## Data shown:

□ □ □

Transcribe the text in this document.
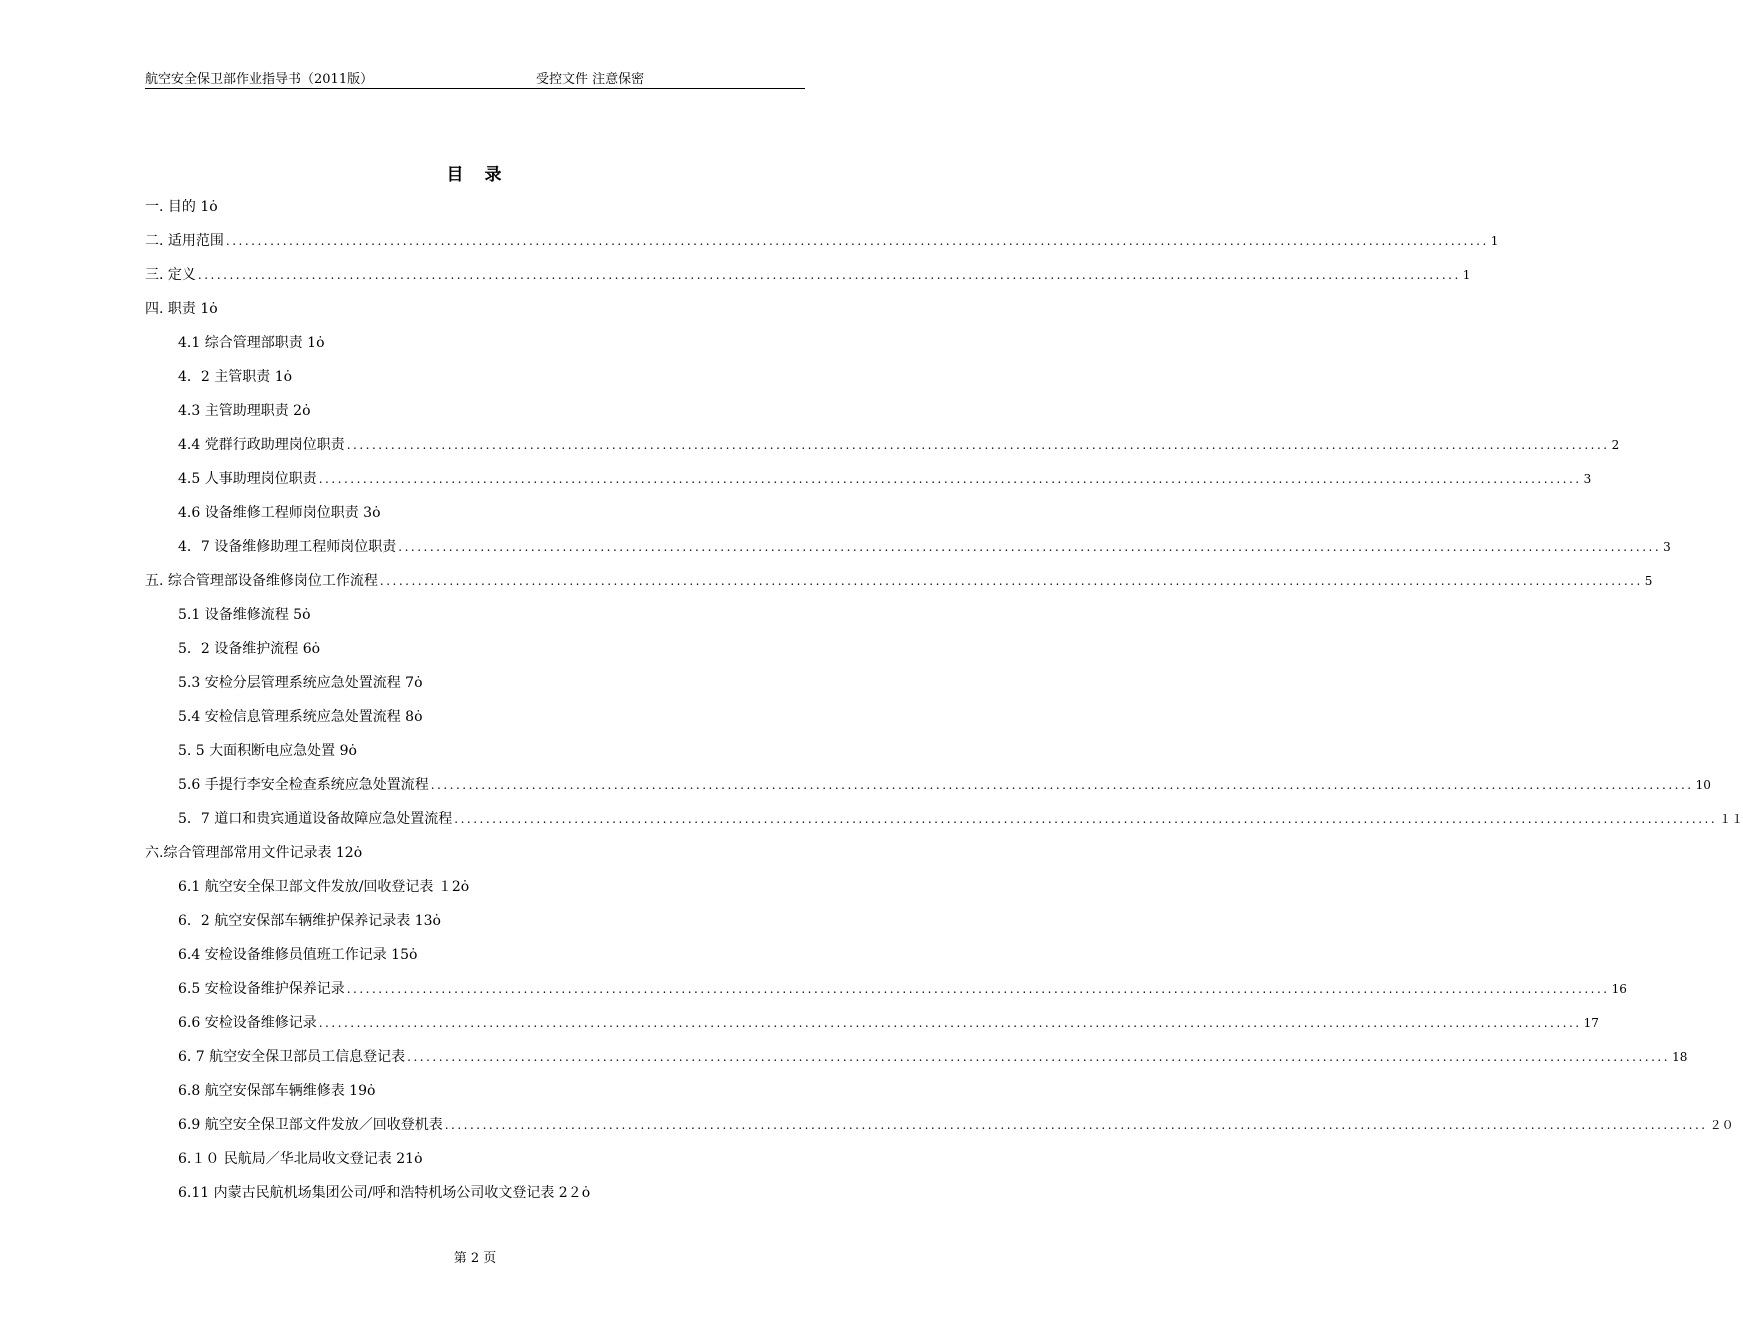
航空安全保卫部作业指导书（2011版）	受控文件 注意保密
目　录
一. 目的 1ȯ
二. 适用范围 ........................................................................................................................................................................................................ 1
三. 定义 ........................................................................................................................................................................................................ 1
四. 职责 1ȯ
4.1 综合管理部职责 1ȯ
4．2 主管职责 1ȯ
4.3 主管助理职责 2ȯ
4.4 党群行政助理岗位职责 ........................................................................................................................................................................................................ 2
4.5 人事助理岗位职责 ........................................................................................................................................................................................................ 3
4.6 设备维修工程师岗位职责 3ȯ
4．7 设备维修助理工程师岗位职责 ........................................................................................................................................................................................................ 3
五. 综合管理部设备维修岗位工作流程 ........................................................................................................................................................................................................ 5
5.1 设备维修流程 5ȯ
5．2 设备维护流程 6ȯ
5.3 安检分层管理系统应急处置流程 7ȯ
5.4 安检信息管理系统应急处置流程 8ȯ
5. 5 大面积断电应急处置 9ȯ
5.6 手提行李安全检查系统应急处置流程 ........................................................................................................................................................................................................ 10
5．7 道口和贵宾通道设备故障应急处置流程 ........................................................................................................................................................................................................ １１
六.综合管理部常用文件记录表 12ȯ
6.1 航空安全保卫部文件发放/回收登记表 １2ȯ
6．2 航空安保部车辆维护保养记录表 13ȯ
6.4 安检设备维修员值班工作记录 15ȯ
6.5 安检设备维护保养记录 ........................................................................................................................................................................................................ 16
6.6 安检设备维修记录 ........................................................................................................................................................................................................ 17
6. 7 航空安全保卫部员工信息登记表 ........................................................................................................................................................................................................ 18
6.8 航空安保部车辆维修表 19ȯ
6.9 航空安全保卫部文件发放／回收登机表 ........................................................................................................................................................................................................ ２０
6.１０ 民航局／华北局收文登记表 21ȯ
6.11 内蒙古民航机场集团公司/呼和浩特机场公司收文登记表 2２ȯ
第 2 页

□ □ □

## Exercise objective:
All entries must be written out again exactly as given, with no pictures in the copy.

## Expected answer:
Transcribe the text in this document.
航空安全保卫部作业指导书（2011版）	受控文件 注意保密
目　录
一. 目的 1ȯ
二. 适用范围 ........................................................................................................................................................................................................ 1
三. 定义 ........................................................................................................................................................................................................ 1
四. 职责 1ȯ
4.1 综合管理部职责 1ȯ
4．2 主管职责 1ȯ
4.3 主管助理职责 2ȯ
4.4 党群行政助理岗位职责 ........................................................................................................................................................................................................ 2
4.5 人事助理岗位职责 ........................................................................................................................................................................................................ 3
4.6 设备维修工程师岗位职责 3ȯ
4．7 设备维修助理工程师岗位职责 ........................................................................................................................................................................................................ 3
五. 综合管理部设备维修岗位工作流程 ........................................................................................................................................................................................................ 5
5.1 设备维修流程 5ȯ
5．2 设备维护流程 6ȯ
5.3 安检分层管理系统应急处置流程 7ȯ
5.4 安检信息管理系统应急处置流程 8ȯ
5. 5 大面积断电应急处置 9ȯ
5.6 手提行李安全检查系统应急处置流程 ........................................................................................................................................................................................................ 10
5．7 道口和贵宾通道设备故障应急处置流程 ........................................................................................................................................................................................................ １１
六.综合管理部常用文件记录表 12ȯ
6.1 航空安全保卫部文件发放/回收登记表 １2ȯ
6．2 航空安保部车辆维护保养记录表 13ȯ
6.4 安检设备维修员值班工作记录 15ȯ
6.5 安检设备维护保养记录 ........................................................................................................................................................................................................ 16
6.6 安检设备维修记录 ........................................................................................................................................................................................................ 17
6. 7 航空安全保卫部员工信息登记表 ........................................................................................................................................................................................................ 18
6.8 航空安保部车辆维修表 19ȯ
6.9 航空安全保卫部文件发放／回收登机表 ........................................................................................................................................................................................................ ２０
6.１０ 民航局／华北局收文登记表 21ȯ
6.11 内蒙古民航机场集团公司/呼和浩特机场公司收文登记表 2２ȯ
第 2 页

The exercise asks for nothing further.